● Problem statement: Every line below that mentions the word "области" should be copied out.
┌────────
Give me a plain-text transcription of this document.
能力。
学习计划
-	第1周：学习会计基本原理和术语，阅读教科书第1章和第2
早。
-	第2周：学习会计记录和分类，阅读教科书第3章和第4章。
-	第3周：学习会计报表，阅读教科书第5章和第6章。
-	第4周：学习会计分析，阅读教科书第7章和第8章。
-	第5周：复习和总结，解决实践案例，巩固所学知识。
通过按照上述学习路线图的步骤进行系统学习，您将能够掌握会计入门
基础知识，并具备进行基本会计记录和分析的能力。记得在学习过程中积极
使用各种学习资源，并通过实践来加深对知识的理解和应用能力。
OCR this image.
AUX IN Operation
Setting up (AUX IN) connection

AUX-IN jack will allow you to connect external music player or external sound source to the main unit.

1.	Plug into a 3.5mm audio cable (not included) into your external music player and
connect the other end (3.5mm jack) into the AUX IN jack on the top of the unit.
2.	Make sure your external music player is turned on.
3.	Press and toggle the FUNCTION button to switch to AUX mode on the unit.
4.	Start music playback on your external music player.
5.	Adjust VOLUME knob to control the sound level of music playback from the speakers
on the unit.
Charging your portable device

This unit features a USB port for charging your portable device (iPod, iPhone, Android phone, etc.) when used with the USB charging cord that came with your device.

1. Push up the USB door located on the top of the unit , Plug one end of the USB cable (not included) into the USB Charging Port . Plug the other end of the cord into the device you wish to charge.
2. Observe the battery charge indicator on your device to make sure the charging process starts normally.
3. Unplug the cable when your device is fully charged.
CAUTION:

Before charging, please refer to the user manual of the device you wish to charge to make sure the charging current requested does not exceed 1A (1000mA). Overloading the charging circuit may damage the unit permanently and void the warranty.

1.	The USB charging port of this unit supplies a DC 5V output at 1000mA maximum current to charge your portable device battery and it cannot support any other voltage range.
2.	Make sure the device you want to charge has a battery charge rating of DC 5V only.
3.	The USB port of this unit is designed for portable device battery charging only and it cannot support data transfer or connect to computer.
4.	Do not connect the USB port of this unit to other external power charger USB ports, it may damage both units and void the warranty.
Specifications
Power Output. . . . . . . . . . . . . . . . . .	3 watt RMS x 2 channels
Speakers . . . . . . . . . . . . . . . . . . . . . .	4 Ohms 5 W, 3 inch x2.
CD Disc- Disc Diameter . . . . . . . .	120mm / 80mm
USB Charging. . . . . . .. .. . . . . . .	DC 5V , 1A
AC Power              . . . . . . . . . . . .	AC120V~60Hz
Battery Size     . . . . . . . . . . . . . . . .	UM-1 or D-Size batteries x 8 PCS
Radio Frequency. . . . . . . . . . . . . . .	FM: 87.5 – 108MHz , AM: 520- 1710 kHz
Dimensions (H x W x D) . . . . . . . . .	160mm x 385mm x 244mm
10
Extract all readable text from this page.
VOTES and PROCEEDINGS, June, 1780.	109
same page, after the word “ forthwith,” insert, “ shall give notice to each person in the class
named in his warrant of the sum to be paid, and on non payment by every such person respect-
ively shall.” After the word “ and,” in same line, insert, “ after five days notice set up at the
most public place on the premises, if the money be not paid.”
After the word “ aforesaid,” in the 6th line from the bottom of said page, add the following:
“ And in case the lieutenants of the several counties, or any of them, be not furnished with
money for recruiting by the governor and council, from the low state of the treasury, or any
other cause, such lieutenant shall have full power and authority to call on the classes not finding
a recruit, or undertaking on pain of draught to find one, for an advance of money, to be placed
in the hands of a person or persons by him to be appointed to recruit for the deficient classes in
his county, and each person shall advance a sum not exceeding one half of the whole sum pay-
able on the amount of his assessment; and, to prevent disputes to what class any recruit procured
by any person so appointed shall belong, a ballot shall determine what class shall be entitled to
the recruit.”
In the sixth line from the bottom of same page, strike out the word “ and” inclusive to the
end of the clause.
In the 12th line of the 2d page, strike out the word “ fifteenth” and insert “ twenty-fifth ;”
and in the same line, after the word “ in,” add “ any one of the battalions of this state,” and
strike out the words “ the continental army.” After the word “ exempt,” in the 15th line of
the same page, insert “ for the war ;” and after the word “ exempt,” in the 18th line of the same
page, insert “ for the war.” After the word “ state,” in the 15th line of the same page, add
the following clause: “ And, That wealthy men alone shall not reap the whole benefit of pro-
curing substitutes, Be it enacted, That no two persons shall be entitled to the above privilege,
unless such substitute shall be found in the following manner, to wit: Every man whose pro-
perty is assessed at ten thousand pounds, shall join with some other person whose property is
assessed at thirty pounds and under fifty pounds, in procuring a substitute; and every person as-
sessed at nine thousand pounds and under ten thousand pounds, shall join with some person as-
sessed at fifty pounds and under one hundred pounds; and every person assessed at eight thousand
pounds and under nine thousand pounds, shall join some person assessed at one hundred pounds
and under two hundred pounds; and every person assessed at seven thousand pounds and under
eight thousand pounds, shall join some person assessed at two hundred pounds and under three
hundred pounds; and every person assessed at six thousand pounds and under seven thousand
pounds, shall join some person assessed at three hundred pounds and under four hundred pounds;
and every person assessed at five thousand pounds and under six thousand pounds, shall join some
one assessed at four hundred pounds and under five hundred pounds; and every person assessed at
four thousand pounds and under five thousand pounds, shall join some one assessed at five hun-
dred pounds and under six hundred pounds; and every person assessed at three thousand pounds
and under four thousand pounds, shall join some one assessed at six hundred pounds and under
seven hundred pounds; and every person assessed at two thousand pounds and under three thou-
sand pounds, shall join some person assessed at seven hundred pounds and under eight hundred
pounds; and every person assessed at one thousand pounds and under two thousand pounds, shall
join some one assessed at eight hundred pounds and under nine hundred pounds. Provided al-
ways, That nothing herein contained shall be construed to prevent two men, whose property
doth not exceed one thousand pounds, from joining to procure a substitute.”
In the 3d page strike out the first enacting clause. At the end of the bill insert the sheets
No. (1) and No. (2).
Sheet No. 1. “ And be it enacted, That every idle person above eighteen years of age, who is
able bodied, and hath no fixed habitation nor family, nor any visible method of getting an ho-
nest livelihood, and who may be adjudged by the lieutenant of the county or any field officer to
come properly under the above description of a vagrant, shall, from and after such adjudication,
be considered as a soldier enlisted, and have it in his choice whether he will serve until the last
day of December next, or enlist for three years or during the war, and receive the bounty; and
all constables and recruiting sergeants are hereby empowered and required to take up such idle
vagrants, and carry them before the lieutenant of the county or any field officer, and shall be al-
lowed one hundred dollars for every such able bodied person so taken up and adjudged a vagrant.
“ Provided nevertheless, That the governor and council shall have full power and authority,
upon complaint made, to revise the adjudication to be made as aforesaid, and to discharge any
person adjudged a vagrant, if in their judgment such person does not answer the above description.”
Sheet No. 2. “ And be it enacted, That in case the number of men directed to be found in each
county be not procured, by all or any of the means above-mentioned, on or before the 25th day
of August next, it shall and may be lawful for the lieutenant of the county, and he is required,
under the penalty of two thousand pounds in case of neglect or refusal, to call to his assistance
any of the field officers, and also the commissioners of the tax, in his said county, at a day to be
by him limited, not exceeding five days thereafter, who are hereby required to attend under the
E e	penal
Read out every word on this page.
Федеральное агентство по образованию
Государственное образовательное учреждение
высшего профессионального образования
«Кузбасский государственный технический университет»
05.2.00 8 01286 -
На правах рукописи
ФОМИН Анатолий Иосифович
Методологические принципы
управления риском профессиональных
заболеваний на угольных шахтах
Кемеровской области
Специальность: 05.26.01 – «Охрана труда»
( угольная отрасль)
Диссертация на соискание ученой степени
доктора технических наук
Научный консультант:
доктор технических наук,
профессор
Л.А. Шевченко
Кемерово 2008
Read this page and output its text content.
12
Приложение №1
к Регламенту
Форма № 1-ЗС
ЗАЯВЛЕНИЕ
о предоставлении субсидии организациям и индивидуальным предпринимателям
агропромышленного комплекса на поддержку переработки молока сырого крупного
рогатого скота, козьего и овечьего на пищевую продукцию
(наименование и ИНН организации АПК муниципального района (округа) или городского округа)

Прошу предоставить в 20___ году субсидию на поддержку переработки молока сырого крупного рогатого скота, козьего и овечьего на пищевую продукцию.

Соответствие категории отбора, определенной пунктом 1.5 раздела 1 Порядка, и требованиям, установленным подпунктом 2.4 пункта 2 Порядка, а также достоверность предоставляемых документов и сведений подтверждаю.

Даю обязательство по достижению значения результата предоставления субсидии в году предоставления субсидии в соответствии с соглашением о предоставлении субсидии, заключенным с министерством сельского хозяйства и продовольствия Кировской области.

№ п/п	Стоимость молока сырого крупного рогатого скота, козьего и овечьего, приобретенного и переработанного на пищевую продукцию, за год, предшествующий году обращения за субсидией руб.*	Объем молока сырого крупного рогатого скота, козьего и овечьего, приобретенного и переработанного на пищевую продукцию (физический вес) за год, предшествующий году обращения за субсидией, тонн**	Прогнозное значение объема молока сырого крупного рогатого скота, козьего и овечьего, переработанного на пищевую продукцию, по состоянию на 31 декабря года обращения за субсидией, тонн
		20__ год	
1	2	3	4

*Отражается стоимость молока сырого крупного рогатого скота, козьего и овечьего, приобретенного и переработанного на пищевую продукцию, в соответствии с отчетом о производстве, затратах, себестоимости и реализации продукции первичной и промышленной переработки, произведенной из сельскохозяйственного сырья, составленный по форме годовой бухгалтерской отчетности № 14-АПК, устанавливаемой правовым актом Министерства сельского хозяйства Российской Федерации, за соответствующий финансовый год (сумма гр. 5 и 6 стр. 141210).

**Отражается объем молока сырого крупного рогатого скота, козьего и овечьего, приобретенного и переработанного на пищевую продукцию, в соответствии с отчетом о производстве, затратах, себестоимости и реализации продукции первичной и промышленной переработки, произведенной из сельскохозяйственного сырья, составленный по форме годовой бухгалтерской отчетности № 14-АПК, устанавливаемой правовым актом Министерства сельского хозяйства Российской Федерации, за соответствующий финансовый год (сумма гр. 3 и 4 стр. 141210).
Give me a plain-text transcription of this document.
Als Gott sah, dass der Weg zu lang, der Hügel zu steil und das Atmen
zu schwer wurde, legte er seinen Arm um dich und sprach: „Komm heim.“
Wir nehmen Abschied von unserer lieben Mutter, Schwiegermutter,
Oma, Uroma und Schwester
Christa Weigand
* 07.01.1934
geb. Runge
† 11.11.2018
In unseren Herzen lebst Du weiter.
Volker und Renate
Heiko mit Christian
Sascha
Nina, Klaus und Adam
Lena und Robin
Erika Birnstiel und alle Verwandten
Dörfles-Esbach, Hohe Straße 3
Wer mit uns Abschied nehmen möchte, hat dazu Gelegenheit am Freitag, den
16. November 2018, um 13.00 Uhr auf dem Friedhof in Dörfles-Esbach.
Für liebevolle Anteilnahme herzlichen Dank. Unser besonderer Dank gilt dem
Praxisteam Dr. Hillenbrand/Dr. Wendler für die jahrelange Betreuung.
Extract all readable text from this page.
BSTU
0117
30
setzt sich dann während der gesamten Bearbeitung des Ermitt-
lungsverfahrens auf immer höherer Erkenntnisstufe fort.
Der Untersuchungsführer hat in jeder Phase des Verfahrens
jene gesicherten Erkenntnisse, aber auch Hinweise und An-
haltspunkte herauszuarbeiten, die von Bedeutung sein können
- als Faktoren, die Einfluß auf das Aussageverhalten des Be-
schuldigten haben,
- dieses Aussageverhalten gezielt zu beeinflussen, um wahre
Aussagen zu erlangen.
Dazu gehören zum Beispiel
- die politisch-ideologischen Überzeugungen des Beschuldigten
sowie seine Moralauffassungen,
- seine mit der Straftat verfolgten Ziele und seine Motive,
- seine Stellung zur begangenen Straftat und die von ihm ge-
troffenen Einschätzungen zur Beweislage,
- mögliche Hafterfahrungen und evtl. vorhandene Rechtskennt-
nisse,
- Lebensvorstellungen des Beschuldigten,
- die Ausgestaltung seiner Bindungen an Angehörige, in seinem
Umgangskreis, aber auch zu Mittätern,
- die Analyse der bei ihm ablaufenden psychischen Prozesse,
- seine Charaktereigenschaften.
└────────
● Task result:
Кемеровской области
Даю обязательство по достижению значения результата предоставления субсидии в году предоставления субсидии в соответствии с соглашением о предоставлении субсидии, заключенным с министерством сельского хозяйства и продовольствия Кировской области.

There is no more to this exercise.